◆ Dataset content ◆

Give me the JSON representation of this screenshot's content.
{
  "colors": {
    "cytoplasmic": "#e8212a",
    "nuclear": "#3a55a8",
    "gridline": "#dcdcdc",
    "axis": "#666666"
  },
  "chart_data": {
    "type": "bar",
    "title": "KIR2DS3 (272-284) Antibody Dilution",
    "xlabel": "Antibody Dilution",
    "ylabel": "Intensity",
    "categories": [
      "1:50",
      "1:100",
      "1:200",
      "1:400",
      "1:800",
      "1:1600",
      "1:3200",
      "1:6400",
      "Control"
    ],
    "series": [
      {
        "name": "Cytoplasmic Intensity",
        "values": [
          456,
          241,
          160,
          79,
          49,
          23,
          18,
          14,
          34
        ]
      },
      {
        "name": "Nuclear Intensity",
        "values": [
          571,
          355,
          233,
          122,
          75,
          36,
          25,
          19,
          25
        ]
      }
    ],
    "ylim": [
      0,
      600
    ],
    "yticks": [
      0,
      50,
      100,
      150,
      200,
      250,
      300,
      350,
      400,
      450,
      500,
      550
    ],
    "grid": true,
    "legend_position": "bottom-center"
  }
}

◆ Prompt ◆
Identify the lines in the entries that hold "Antibody" and return each one.

◆ Result for this task ◆
    "title": "KIR2DS3 (272-284) Antibody Dilution",
    "xlabel": "Antibody Dilution",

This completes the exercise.